• **Exercise**: Return each line of the records below that contains the word "power". Letter case matters.

[Dataset excerpt]
• • •
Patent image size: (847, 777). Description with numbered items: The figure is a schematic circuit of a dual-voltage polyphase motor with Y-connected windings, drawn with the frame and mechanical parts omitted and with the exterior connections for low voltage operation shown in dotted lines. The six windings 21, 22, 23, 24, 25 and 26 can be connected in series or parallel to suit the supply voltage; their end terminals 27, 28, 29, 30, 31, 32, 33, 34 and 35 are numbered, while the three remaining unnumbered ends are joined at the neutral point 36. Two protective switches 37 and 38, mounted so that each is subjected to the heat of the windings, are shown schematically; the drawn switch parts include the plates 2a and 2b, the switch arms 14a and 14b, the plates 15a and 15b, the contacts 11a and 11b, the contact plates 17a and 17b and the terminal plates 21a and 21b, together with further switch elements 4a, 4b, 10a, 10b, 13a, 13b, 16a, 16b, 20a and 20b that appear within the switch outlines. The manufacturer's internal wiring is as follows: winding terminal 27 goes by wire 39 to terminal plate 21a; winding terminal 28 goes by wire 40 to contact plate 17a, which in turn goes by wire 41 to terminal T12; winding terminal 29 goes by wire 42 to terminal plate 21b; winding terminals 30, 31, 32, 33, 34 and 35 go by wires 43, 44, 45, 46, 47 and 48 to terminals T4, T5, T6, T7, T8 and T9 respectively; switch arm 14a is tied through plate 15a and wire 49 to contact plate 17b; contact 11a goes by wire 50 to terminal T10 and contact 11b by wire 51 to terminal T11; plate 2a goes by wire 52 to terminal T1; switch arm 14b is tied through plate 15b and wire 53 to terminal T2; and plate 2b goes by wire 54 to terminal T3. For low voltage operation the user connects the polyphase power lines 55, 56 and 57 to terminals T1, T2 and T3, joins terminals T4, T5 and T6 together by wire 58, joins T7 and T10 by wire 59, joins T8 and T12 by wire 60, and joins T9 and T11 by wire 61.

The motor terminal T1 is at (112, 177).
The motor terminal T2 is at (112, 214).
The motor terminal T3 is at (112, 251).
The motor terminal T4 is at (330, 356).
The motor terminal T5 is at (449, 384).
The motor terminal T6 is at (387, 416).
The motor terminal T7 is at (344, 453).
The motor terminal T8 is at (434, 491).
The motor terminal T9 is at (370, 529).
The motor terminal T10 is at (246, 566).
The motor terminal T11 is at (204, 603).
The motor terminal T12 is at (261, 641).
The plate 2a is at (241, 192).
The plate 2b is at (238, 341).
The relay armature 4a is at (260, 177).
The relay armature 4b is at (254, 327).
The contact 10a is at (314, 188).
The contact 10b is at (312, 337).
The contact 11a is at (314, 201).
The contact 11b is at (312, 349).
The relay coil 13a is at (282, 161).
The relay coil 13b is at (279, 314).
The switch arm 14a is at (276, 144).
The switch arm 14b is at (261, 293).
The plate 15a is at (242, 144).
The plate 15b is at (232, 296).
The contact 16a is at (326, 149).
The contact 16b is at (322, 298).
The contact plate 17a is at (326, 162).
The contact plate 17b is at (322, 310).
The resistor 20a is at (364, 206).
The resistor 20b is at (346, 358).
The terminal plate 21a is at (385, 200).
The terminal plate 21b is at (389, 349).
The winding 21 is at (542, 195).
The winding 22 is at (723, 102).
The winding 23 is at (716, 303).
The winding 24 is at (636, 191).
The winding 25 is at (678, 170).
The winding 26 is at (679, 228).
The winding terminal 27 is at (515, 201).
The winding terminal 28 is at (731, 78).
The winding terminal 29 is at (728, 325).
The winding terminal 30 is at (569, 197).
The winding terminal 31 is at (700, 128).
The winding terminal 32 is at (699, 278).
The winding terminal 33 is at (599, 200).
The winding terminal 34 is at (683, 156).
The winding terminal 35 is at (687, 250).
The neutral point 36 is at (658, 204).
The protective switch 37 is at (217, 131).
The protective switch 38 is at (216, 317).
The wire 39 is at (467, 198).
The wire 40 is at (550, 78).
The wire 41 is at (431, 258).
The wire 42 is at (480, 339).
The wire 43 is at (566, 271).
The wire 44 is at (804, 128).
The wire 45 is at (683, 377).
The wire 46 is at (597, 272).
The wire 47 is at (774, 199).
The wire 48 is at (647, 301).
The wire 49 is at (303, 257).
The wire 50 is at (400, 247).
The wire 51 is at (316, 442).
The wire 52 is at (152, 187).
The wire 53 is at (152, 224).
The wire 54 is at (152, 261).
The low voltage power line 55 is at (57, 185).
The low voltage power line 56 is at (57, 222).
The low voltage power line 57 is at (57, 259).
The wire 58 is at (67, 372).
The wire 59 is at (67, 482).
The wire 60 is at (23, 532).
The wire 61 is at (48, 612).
• • •
• **Result**:
Patent image size: (847, 777). Description with numbered items: The figure is a schematic circuit of a dual-voltage polyphase motor with Y-connected windings, drawn with the frame and mechanical parts omitted and with the exterior connections for low voltage operation shown in dotted lines. The six windings 21, 22, 23, 24, 25 and 26 can be connected in series or parallel to suit the supply voltage; their end terminals 27, 28, 29, 30, 31, 32, 33, 34 and 35 are numbered, while the three remaining unnumbered ends are joined at the neutral point 36. Two protective switches 37 and 38, mounted so that each is subjected to the heat of the windings, are shown schematically; the drawn switch parts include the plates 2a and 2b, the switch arms 14a and 14b, the plates 15a and 15b, the contacts 11a and 11b, the contact plates 17a and 17b and the terminal plates 21a and 21b, together with further switch elements 4a, 4b, 10a, 10b, 13a, 13b, 16a, 16b, 20a and 20b that appear within the switch outlines. The manufacturer's internal wiring is as follows: winding terminal 27 goes by wire 39 to terminal plate 21a; winding terminal 28 goes by wire 40 to contact plate 17a, which in turn goes by wire 41 to terminal T12; winding terminal 29 goes by wire 42 to terminal plate 21b; winding terminals 30, 31, 32, 33, 34 and 35 go by wires 43, 44, 45, 46, 47 and 48 to terminals T4, T5, T6, T7, T8 and T9 respectively; switch arm 14a is tied through plate 15a and wire 49 to contact plate 17b; contact 11a goes by wire 50 to terminal T10 and contact 11b by wire 51 to terminal T11; plate 2a goes by wire 52 to terminal T1; switch arm 14b is tied through plate 15b and wire 53 to terminal T2; and plate 2b goes by wire 54 to terminal T3. For low voltage operation the user connects the polyphase power lines 55, 56 and 57 to terminals T1, T2 and T3, joins terminals T4, T5 and T6 together by wire 58, joins T7 and T10 by wire 59, joins T8 and T12 by wire 60, and joins T9 and T11 by wire 61.
The low voltage power line 55 is at (57, 185).
The low voltage power line 56 is at (57, 222).
The low voltage power line 57 is at (57, 259).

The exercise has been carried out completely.